(Collection entries)
----

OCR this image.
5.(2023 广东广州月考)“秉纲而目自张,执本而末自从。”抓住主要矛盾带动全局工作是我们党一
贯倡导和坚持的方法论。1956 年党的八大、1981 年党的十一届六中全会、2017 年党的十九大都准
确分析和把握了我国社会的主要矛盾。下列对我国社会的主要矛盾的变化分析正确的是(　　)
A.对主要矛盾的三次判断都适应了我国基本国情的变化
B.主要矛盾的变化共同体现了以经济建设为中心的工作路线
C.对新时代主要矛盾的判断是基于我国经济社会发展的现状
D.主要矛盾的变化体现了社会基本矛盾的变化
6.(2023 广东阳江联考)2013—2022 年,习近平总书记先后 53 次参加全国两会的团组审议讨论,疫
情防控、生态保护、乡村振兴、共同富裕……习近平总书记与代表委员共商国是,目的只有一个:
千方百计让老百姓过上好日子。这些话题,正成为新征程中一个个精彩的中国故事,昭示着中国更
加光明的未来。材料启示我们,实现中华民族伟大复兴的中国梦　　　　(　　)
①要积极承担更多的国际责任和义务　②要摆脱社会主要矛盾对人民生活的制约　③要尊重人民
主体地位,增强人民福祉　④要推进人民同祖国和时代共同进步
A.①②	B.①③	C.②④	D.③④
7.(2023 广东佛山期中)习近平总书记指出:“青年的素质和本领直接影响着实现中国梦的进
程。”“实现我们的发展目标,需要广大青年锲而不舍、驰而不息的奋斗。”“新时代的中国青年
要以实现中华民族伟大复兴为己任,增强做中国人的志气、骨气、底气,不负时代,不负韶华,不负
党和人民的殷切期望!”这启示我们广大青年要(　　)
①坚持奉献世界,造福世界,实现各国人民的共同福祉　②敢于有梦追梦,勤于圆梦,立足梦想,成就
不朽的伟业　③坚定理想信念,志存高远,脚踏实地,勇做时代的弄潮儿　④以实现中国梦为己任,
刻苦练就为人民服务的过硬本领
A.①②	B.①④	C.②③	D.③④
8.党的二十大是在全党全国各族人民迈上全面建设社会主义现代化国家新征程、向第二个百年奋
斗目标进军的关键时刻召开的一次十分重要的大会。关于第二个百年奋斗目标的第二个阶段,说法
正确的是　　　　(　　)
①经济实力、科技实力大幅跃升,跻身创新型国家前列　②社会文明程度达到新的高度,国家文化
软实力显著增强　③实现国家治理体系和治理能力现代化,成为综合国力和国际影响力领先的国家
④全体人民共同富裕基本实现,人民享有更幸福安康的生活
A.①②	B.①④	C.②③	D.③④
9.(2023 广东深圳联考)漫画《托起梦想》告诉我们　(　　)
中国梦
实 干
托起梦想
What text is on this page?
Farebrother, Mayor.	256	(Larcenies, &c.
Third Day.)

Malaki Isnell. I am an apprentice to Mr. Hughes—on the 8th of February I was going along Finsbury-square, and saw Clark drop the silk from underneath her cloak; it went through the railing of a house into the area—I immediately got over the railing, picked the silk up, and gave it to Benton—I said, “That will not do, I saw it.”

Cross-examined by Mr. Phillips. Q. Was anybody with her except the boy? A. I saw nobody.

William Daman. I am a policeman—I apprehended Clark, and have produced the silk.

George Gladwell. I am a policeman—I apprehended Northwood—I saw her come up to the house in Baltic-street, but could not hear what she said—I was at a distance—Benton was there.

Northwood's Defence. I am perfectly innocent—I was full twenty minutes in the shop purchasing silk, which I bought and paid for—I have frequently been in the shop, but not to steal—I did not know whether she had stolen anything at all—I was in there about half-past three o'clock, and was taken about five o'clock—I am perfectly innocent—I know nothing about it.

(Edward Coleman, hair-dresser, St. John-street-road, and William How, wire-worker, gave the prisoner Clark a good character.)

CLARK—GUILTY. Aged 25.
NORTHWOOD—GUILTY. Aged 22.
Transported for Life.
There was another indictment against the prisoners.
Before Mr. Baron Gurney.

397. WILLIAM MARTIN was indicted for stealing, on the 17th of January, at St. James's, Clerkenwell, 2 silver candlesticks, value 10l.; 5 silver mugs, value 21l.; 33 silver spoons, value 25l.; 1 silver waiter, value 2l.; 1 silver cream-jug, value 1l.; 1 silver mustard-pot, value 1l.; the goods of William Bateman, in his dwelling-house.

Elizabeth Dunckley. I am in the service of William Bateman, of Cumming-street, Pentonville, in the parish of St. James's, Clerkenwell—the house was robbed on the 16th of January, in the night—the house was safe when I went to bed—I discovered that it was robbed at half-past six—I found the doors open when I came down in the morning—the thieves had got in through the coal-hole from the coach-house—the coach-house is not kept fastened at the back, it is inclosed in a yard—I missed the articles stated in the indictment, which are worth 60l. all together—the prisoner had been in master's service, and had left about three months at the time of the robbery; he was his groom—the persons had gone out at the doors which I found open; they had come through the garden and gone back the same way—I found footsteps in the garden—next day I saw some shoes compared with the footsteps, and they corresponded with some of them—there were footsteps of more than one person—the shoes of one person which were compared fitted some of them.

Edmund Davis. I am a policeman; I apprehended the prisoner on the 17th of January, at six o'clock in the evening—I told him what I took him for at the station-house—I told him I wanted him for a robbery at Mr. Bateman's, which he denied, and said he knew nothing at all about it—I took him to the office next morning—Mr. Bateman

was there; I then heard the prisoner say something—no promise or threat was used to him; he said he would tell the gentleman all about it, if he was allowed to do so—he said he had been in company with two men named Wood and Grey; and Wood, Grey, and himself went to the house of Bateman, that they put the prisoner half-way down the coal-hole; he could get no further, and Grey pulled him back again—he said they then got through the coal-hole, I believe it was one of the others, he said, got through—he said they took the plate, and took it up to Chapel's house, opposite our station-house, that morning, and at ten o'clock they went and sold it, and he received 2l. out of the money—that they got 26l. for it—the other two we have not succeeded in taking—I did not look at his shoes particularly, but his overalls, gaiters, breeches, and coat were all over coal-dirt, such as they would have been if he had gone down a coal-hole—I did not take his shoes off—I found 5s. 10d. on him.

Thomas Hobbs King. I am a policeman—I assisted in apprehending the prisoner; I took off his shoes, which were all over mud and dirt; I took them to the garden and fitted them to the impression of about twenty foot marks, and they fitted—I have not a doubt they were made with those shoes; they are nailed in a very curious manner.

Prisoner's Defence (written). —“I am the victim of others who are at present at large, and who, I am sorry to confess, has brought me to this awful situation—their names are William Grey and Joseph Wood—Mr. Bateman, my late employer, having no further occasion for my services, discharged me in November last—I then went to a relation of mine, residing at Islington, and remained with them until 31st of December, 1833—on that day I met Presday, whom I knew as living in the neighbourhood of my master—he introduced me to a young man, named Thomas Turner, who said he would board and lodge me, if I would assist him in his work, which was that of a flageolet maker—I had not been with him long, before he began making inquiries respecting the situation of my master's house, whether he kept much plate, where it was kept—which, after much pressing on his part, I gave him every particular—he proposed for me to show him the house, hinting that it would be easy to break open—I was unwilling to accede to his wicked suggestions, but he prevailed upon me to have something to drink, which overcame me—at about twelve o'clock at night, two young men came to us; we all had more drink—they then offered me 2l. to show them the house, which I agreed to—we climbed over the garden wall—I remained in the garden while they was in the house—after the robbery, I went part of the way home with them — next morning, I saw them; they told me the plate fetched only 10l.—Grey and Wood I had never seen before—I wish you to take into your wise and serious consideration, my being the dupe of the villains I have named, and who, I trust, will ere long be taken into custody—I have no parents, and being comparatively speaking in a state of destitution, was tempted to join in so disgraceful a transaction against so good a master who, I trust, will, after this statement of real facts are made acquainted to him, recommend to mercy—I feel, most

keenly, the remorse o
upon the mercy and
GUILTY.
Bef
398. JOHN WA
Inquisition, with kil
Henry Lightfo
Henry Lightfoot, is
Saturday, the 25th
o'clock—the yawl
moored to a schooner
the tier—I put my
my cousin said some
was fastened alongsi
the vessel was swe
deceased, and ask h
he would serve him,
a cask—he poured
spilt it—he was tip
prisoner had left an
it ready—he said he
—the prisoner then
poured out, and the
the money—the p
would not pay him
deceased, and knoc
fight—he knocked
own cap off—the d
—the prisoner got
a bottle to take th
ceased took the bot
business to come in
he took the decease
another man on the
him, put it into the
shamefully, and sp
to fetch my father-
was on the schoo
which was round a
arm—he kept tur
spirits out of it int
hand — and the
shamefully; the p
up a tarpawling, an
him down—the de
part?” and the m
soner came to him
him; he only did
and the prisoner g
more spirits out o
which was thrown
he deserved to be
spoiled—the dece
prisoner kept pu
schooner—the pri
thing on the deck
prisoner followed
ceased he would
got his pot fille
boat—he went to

----

Description of the task
Where a line of the entries contains the word "spirits", copy that line.

Task response
spirits out of it int
more spirits out o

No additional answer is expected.